Passage to read:
|
TOP R&B PRODUCERS OF THE '80S (updated 2008 06 12)
By Francis Depuydt
R&B record producers often represent a musical force that is significant
in the success story of many celebrated black artists. Their productions
change the face of R&B music. On these pages the author gathered some of
the 1980s hottest producers and songwriters of the American black recording
industry along with their musical achievements in Soul, Funk, Boogie and
Disco music during the exciting young '80s and beyond…
In the '80s Soul and Funk got smoother and less live and acoustic than
in previous decades. The orchestral Philly sound was fading away and large
funkbands restructured into smaller economical entities. Music became more
keyboards-minded and soon turned high-tech as it gradually evolved into
sophisticated Urban Contemporary towards 1983. Many artists who had dominated
the previous twenty years struggled to find a place in this new chapter.

Problems to solve:
A. In the article about R&B producers, list the styles of music named right after the words "musical achievements in."
B. Transcribe the part of the article about R&B producers that starts at "By Francis Depuydt" and ends at "this new chapter.", word for word.
Rely only on the article about R&B producers to answer.

Stored items:
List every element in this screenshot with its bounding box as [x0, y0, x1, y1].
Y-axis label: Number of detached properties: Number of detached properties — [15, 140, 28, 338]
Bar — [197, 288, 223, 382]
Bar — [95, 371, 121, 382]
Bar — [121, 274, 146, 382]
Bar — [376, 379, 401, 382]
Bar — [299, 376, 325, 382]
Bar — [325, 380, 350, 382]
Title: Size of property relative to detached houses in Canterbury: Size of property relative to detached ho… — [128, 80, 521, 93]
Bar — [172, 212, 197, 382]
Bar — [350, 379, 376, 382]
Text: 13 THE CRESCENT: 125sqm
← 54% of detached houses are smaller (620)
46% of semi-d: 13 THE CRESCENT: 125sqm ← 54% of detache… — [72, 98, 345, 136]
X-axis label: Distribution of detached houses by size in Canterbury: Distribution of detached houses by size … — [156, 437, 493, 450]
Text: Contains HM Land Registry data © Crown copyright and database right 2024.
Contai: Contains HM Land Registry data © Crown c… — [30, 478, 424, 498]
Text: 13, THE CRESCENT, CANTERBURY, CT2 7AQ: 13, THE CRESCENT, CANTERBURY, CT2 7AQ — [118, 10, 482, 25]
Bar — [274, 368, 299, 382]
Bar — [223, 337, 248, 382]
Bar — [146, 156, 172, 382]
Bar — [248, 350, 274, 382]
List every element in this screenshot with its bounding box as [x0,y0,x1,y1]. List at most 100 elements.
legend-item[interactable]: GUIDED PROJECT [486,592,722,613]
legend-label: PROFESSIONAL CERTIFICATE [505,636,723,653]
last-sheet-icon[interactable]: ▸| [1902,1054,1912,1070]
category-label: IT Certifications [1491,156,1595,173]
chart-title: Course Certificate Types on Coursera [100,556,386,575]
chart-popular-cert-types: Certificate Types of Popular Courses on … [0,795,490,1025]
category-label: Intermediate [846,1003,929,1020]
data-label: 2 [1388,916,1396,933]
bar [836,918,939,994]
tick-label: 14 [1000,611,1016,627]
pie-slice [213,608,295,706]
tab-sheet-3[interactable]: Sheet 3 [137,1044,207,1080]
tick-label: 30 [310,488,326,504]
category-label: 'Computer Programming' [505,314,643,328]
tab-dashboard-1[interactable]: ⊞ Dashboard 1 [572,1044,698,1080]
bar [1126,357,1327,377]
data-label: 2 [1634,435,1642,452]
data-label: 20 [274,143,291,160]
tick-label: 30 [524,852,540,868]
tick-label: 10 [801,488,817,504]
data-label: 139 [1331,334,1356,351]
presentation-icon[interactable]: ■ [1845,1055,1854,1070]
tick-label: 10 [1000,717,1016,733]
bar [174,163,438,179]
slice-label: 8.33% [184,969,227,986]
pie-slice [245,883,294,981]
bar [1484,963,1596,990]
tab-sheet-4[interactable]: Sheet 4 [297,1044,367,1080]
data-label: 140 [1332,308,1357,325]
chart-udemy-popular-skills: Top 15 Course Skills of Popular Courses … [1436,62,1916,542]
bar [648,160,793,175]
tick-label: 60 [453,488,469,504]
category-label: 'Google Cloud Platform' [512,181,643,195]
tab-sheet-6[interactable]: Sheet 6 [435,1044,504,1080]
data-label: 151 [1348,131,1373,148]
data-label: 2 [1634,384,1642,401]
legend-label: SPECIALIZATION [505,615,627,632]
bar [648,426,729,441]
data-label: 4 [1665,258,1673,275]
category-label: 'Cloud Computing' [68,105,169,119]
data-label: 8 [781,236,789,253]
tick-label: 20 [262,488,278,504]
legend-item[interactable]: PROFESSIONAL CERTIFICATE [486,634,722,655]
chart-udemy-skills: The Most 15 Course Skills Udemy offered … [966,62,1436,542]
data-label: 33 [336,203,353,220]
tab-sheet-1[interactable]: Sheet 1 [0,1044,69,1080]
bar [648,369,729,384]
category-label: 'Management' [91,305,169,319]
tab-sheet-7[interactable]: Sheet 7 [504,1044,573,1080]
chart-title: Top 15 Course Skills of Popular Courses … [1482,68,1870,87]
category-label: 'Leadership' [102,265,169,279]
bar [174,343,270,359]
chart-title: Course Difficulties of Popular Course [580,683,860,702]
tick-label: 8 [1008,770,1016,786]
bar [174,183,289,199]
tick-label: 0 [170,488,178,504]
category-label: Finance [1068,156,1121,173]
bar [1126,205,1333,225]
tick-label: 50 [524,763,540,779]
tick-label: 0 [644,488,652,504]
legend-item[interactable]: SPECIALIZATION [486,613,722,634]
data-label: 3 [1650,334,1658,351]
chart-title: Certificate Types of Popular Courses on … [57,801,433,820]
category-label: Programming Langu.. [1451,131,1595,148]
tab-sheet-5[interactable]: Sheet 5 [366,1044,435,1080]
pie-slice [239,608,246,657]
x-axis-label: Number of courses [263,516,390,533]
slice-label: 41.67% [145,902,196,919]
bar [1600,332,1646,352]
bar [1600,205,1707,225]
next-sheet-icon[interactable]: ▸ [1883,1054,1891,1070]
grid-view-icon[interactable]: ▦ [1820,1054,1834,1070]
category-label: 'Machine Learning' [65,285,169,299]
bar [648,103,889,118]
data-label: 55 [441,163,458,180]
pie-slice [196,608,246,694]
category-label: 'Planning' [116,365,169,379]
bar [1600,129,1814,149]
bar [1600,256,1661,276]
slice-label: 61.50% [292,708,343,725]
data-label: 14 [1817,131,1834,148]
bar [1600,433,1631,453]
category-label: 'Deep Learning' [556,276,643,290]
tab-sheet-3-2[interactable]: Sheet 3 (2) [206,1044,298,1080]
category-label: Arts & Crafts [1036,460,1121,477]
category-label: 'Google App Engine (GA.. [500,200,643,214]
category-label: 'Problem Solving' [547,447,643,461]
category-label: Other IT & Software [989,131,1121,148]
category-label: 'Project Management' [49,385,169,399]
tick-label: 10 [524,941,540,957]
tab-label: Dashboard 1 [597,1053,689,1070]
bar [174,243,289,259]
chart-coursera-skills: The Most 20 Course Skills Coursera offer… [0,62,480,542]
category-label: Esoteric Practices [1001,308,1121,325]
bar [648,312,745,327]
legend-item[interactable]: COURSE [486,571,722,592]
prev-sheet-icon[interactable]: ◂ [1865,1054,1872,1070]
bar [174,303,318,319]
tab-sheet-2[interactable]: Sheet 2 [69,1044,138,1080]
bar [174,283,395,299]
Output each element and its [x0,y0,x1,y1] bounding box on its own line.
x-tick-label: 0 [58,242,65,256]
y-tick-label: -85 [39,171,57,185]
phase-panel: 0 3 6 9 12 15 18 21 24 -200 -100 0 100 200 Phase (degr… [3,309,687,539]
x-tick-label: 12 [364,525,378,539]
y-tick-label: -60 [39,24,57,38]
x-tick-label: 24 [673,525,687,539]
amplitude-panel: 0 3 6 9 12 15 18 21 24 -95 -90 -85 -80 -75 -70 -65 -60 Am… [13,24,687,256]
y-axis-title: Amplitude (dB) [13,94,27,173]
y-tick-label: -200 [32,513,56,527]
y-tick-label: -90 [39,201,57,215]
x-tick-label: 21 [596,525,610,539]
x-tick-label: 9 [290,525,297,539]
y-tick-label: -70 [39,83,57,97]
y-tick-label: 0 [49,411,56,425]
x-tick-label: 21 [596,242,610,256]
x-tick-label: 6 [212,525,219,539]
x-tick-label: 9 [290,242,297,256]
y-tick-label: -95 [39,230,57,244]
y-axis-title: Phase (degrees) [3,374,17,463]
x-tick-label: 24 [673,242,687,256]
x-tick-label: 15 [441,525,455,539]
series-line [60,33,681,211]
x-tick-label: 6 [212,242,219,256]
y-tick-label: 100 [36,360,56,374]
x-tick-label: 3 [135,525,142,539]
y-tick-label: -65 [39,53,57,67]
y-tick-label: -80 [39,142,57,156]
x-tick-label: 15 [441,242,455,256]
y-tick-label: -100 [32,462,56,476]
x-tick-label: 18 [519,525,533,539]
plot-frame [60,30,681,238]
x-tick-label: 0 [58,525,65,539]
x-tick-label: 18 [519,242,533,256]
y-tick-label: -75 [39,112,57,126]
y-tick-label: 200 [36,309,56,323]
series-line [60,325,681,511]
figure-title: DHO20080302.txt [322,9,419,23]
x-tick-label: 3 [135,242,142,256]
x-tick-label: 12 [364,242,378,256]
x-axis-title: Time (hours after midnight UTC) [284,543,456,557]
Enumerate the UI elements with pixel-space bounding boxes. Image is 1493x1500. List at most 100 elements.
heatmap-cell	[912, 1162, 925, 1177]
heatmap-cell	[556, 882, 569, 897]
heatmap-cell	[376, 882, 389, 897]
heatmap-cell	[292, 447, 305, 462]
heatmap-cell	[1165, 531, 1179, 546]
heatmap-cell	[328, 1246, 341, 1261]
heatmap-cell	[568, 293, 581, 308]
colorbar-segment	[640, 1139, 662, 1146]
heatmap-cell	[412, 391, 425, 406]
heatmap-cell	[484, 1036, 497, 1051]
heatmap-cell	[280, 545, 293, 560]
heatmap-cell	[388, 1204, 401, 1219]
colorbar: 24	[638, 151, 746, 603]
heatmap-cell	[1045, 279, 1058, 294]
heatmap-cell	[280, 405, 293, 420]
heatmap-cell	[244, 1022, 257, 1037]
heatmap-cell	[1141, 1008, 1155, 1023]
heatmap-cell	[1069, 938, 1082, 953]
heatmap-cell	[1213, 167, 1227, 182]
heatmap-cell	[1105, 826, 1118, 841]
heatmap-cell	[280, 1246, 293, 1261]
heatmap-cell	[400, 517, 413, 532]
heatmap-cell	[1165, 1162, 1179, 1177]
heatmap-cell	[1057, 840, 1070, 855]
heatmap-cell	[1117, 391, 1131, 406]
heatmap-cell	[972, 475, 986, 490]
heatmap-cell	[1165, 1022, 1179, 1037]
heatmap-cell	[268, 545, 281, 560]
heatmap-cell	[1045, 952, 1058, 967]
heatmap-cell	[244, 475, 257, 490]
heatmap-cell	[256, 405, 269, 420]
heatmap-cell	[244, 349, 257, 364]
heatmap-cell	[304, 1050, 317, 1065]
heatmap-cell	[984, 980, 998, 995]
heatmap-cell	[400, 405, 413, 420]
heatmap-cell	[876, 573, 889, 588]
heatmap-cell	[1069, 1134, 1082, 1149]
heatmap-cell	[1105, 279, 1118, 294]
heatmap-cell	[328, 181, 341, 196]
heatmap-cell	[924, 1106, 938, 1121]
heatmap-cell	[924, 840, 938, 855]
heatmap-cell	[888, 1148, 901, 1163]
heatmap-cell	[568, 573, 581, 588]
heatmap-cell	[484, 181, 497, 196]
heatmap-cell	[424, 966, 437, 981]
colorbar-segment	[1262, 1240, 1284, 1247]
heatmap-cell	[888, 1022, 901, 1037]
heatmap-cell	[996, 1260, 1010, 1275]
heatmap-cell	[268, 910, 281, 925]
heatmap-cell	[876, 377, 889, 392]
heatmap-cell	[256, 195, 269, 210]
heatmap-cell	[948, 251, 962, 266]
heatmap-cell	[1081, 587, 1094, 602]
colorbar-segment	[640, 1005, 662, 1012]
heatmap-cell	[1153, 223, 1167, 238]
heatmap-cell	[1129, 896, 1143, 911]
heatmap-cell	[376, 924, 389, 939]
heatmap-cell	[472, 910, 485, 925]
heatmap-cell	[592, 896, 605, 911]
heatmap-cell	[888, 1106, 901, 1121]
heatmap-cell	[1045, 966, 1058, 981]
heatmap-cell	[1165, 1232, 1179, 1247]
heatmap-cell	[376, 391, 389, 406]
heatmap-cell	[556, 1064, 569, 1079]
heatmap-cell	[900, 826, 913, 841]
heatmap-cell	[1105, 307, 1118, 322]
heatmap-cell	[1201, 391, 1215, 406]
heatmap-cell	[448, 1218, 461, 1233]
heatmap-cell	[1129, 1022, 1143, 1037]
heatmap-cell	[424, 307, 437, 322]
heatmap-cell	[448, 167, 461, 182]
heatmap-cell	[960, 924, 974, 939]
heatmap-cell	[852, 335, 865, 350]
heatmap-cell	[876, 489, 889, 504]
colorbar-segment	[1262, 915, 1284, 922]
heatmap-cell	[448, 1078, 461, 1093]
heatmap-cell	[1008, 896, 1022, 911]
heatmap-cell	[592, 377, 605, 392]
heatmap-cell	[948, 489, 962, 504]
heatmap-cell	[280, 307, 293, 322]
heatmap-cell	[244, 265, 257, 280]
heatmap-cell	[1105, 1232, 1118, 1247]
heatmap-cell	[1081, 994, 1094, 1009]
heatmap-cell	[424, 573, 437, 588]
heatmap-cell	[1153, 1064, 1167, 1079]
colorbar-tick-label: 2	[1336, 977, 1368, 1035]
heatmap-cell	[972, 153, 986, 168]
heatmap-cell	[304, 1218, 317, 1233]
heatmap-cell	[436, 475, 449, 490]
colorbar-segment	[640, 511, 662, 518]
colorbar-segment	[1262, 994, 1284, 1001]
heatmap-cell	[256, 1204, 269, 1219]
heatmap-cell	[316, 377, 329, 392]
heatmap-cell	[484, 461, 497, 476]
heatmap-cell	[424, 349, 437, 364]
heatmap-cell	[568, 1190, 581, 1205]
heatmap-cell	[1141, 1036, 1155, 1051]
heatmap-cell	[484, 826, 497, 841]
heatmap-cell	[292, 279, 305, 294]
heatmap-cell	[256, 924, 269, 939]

List of answers:
A. Soul, Funk, Boogie, Disco

B.
By Francis Depuydt
R&B record producers often represent a musical force that is significant
in the success story of many celebrated black artists. Their productions
change the face of R&B music. On these pages the author gathered some of
the 1980s hottest producers and songwriters of the American black recording
industry along with their musical achievements in Soul, Funk, Boogie and
Disco music during the exciting young '80s and beyond…
In the '80s Soul and Funk got smoother and less live and acoustic than
in previous decades. The orchestral Philly sound was fading away and large
funkbands restructured into smaller economical entities. Music became more
keyboards-minded and soon turned high-tech as it gradually evolved into
sophisticated Urban Contemporary towards 1983. Many artists who had dominated
the previous twenty years struggled to find a place in this new chapter.